* **WHAT THE EXERCISE ASKS**: Repeat exactly the lines that begin at the one containing "What text is on this page?" and end at the final line of the records; include no pictures and nothing else.
-- INPUT DATA follows --
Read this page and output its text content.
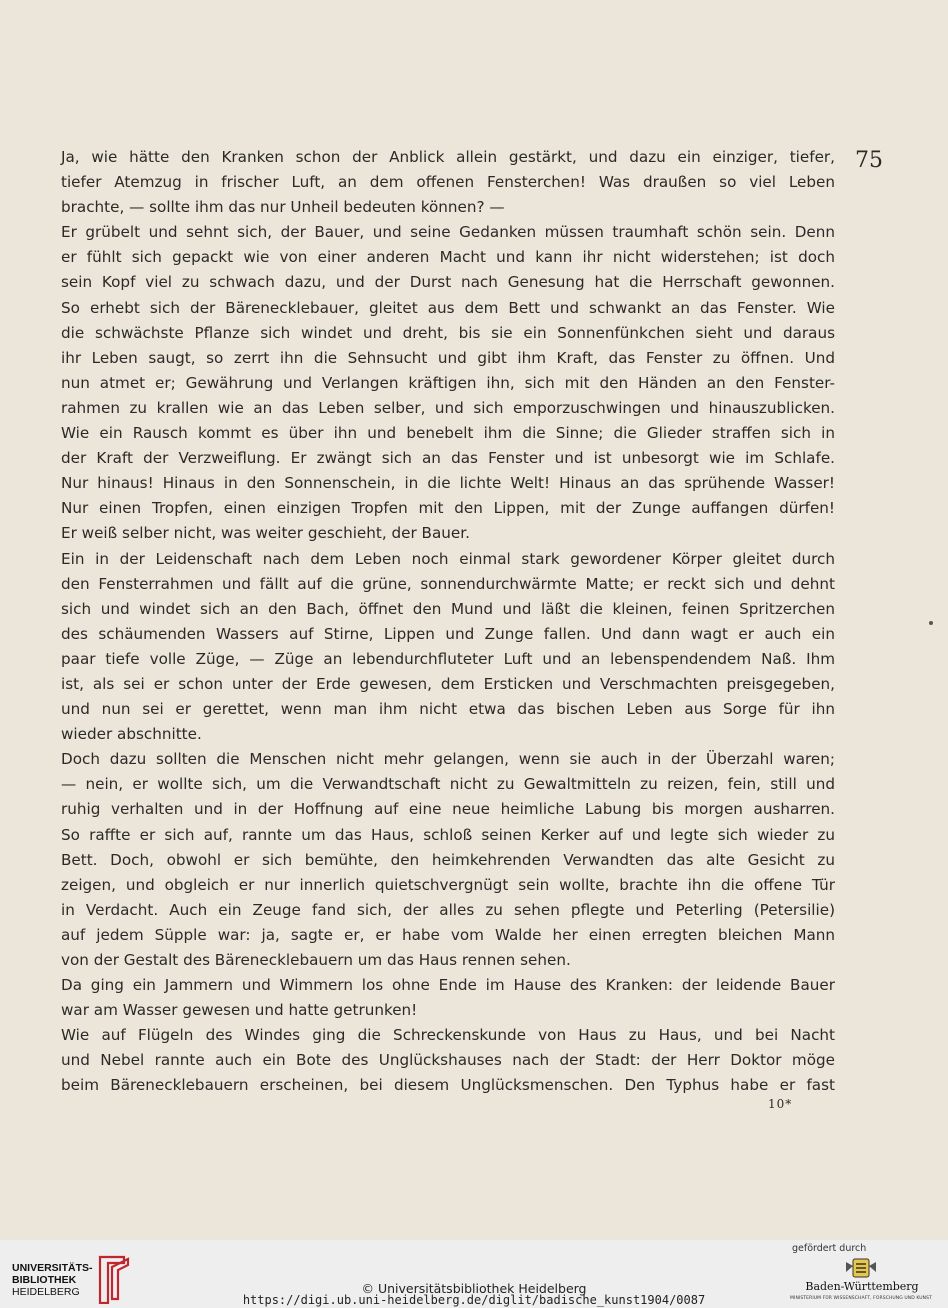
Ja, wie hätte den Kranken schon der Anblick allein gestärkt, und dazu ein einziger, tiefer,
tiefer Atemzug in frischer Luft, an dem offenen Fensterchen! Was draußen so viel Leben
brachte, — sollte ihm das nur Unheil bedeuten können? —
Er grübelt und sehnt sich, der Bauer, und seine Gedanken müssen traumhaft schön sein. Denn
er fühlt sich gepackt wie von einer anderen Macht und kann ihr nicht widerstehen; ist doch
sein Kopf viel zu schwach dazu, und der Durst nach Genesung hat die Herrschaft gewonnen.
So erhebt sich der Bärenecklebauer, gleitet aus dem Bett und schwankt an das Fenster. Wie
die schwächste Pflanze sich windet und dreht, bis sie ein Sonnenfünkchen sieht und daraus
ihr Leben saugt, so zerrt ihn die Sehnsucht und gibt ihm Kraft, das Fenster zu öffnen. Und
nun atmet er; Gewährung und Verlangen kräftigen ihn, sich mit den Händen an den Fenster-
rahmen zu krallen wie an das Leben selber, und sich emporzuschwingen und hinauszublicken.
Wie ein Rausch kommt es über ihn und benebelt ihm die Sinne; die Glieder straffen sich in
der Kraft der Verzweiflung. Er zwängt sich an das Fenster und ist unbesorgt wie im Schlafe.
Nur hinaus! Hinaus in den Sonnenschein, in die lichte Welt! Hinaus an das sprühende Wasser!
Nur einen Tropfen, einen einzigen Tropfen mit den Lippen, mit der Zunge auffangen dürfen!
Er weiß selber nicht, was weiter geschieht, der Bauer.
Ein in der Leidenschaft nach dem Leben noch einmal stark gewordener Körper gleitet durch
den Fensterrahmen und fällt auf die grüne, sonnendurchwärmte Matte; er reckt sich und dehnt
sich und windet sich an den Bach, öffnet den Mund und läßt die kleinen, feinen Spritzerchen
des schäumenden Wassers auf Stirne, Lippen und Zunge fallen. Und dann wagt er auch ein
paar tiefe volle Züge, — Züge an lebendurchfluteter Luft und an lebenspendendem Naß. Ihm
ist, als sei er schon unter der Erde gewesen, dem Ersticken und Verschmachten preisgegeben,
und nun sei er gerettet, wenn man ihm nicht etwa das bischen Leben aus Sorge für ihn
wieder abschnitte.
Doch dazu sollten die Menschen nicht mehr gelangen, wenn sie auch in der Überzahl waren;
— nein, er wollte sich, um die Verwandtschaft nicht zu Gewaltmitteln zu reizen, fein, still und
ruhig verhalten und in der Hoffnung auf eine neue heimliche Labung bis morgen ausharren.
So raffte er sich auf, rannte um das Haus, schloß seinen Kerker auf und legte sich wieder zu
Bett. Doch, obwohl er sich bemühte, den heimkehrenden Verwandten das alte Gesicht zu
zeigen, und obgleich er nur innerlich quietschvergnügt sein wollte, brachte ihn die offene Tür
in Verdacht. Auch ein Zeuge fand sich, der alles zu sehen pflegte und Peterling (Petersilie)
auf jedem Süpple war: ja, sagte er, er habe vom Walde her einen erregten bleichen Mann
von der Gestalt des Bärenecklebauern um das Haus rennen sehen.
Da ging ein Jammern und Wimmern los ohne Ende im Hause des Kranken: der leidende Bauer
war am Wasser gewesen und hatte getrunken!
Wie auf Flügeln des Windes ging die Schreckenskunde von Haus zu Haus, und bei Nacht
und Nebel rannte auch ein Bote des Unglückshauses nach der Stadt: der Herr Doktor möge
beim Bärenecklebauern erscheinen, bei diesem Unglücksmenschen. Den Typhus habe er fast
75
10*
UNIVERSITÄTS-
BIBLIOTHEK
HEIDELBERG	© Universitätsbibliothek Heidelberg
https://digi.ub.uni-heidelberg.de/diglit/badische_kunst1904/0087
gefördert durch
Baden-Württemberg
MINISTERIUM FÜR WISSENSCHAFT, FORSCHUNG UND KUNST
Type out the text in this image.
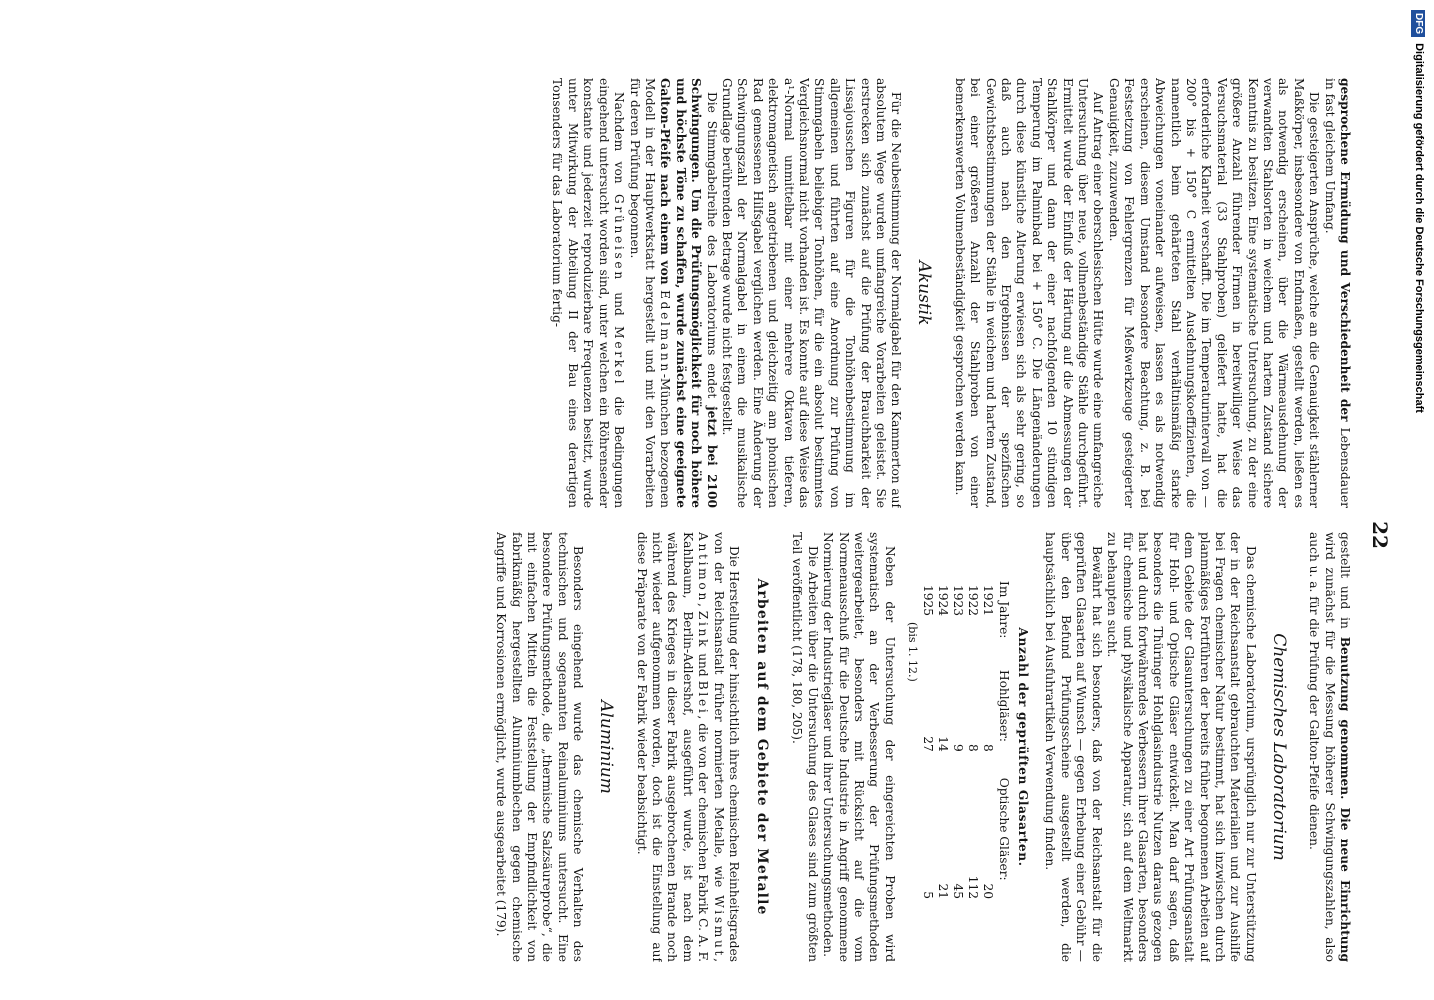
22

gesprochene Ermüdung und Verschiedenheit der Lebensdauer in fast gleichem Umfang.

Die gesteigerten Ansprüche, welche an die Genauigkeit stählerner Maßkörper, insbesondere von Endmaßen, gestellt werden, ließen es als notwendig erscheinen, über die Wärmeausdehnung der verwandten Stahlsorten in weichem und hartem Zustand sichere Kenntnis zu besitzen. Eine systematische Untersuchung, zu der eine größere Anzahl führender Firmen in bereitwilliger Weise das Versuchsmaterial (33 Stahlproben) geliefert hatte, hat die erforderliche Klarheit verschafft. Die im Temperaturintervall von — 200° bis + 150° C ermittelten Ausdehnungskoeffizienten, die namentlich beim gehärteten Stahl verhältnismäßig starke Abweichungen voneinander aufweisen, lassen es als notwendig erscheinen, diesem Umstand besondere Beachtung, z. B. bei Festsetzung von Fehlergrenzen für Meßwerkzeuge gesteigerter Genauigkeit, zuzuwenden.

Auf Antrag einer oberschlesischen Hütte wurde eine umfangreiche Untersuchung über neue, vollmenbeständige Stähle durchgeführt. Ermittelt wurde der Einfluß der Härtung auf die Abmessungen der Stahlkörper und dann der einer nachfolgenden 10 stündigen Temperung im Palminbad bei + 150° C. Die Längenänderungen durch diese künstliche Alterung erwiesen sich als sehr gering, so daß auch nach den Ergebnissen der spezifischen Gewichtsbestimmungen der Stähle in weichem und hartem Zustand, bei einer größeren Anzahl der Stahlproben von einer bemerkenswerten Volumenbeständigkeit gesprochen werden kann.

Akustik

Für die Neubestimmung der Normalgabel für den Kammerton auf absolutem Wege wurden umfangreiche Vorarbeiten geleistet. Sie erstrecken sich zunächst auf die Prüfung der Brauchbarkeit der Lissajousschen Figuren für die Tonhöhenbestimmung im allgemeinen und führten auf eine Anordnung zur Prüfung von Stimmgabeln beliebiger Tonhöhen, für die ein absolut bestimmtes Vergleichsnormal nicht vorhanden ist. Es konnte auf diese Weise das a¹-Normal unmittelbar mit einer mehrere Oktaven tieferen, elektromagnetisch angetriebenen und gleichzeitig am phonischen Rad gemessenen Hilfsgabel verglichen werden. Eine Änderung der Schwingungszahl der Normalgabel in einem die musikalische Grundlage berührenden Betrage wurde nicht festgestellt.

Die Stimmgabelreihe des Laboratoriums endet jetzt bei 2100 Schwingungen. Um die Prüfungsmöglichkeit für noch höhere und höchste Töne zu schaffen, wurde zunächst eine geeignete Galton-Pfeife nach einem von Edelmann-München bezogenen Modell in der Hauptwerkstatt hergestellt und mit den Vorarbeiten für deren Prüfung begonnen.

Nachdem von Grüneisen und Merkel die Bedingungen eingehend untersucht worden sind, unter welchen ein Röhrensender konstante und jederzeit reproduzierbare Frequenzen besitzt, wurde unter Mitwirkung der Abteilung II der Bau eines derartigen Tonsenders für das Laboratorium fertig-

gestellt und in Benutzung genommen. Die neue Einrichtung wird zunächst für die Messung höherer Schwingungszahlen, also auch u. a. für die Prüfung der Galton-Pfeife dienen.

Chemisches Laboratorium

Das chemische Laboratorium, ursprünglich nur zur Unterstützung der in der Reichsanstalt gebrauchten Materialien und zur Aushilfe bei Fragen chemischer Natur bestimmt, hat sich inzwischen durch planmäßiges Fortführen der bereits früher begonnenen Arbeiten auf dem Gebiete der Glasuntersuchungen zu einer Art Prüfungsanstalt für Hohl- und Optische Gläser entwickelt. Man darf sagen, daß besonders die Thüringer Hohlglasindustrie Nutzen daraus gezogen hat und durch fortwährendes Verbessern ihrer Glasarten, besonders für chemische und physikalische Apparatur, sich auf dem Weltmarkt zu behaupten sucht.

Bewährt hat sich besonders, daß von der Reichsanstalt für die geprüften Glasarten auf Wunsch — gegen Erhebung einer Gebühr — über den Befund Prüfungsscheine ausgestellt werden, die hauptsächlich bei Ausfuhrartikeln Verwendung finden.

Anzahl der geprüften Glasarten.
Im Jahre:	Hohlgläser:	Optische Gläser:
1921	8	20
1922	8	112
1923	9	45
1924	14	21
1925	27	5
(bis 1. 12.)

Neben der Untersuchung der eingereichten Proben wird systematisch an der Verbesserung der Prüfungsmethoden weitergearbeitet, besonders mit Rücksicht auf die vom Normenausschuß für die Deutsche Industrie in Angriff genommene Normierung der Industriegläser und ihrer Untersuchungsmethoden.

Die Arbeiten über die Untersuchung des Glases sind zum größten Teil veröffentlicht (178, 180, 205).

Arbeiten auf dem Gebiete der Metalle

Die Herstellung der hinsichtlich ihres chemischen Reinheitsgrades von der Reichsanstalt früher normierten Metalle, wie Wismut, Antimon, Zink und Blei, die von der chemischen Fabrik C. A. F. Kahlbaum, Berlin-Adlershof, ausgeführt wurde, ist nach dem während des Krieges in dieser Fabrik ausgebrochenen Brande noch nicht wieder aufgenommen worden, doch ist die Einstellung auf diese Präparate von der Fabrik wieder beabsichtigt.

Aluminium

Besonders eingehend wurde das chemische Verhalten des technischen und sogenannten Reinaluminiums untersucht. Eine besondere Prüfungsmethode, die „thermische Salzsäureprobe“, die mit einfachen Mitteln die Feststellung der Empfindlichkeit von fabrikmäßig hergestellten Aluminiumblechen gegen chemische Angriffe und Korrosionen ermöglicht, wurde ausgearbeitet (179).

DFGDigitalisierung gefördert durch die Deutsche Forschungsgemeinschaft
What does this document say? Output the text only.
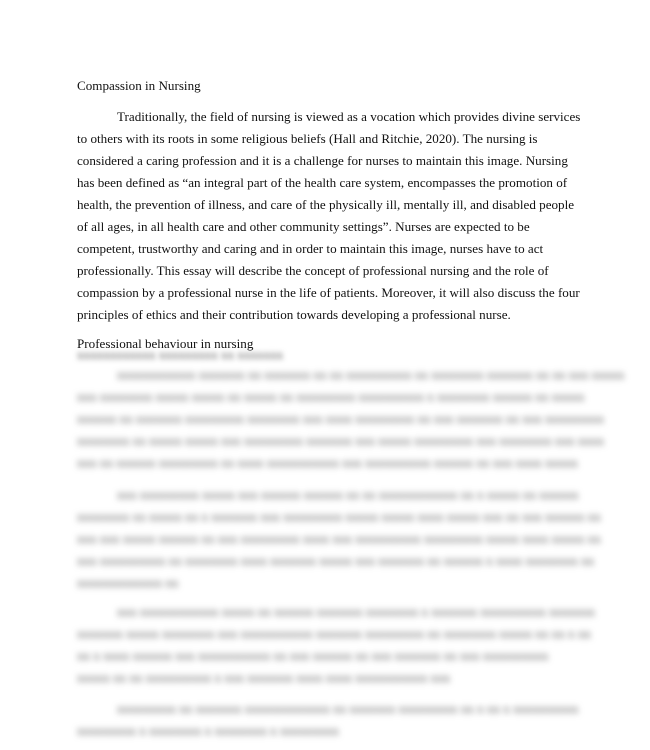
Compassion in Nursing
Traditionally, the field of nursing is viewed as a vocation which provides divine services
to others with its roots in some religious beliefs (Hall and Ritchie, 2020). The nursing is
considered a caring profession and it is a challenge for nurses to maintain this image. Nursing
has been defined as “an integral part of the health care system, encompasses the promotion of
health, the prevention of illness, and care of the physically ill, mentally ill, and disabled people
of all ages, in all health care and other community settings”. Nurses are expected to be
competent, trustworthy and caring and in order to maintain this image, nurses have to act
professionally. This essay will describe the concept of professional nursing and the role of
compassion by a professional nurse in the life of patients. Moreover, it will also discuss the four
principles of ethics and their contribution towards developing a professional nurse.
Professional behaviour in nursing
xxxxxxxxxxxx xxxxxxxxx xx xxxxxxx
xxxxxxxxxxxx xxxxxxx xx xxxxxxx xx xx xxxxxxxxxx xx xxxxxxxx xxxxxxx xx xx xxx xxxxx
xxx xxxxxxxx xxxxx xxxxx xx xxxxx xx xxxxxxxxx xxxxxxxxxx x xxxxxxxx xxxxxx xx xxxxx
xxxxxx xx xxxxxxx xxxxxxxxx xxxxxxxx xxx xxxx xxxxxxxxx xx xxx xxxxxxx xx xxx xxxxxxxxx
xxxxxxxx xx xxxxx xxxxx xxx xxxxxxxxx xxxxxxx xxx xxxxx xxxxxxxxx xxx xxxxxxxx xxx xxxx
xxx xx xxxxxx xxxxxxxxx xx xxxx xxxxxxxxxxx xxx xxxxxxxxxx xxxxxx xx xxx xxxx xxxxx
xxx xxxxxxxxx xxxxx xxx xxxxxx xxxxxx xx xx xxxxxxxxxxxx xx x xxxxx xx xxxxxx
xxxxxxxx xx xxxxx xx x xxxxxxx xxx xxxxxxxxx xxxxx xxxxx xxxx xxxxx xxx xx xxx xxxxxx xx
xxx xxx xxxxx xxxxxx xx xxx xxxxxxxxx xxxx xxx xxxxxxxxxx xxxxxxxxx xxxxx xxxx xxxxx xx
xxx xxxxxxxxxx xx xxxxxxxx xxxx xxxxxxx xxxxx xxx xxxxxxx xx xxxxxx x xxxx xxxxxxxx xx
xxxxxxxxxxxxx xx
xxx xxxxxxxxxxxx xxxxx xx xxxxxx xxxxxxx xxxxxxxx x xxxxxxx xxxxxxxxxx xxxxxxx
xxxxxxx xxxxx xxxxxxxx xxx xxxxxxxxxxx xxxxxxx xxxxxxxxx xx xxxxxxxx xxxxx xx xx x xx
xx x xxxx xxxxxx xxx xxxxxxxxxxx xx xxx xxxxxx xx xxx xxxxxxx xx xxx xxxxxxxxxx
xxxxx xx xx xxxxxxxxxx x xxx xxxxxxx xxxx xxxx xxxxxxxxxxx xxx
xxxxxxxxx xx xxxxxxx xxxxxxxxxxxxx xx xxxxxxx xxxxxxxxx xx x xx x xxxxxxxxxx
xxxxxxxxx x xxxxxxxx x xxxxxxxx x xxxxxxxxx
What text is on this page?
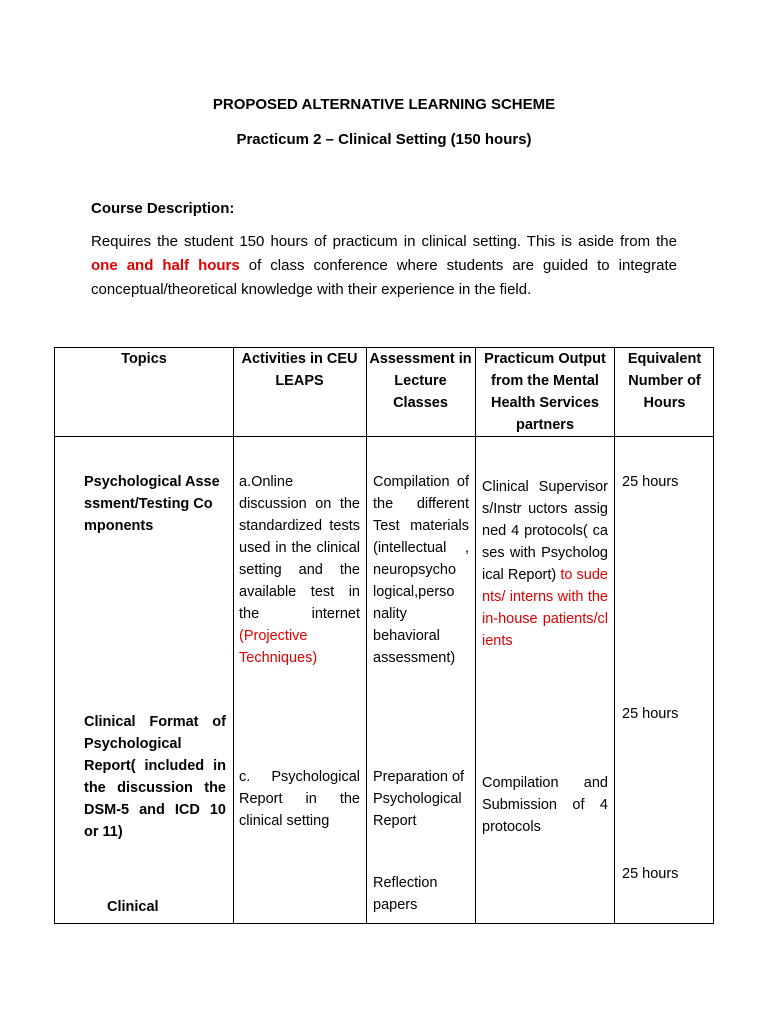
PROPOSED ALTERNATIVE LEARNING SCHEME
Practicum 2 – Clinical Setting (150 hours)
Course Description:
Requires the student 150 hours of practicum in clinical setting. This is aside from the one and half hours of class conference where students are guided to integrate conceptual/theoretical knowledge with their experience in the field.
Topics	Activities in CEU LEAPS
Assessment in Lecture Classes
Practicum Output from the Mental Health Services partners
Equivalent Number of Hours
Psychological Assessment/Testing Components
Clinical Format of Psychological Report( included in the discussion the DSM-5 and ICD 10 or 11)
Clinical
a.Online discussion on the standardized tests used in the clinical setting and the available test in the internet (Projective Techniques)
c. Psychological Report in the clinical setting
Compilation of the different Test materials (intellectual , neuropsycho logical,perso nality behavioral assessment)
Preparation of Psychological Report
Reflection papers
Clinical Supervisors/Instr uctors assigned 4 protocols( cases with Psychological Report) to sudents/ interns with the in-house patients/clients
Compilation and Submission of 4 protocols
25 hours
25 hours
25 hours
-- INPUT DATA concluded --
* **RESPONSE BELOW**:
What text is on this page?
PROPOSED ALTERNATIVE LEARNING SCHEME
Practicum 2 – Clinical Setting (150 hours)
Course Description:
Requires the student 150 hours of practicum in clinical setting. This is aside from the one and half hours of class conference where students are guided to integrate conceptual/theoretical knowledge with their experience in the field.
Topics	Activities in CEU LEAPS
Assessment in Lecture Classes
Practicum Output from the Mental Health Services partners
Equivalent Number of Hours
Psychological Assessment/Testing Components
Clinical Format of Psychological Report( included in the discussion the DSM-5 and ICD 10 or 11)
Clinical
a.Online discussion on the standardized tests used in the clinical setting and the available test in the internet (Projective Techniques)
c. Psychological Report in the clinical setting
Compilation of the different Test materials (intellectual , neuropsycho logical,perso nality behavioral assessment)
Preparation of Psychological Report
Reflection papers
Clinical Supervisors/Instr uctors assigned 4 protocols( cases with Psychological Report) to sudents/ interns with the in-house patients/clients
Compilation and Submission of 4 protocols
25 hours
25 hours
25 hours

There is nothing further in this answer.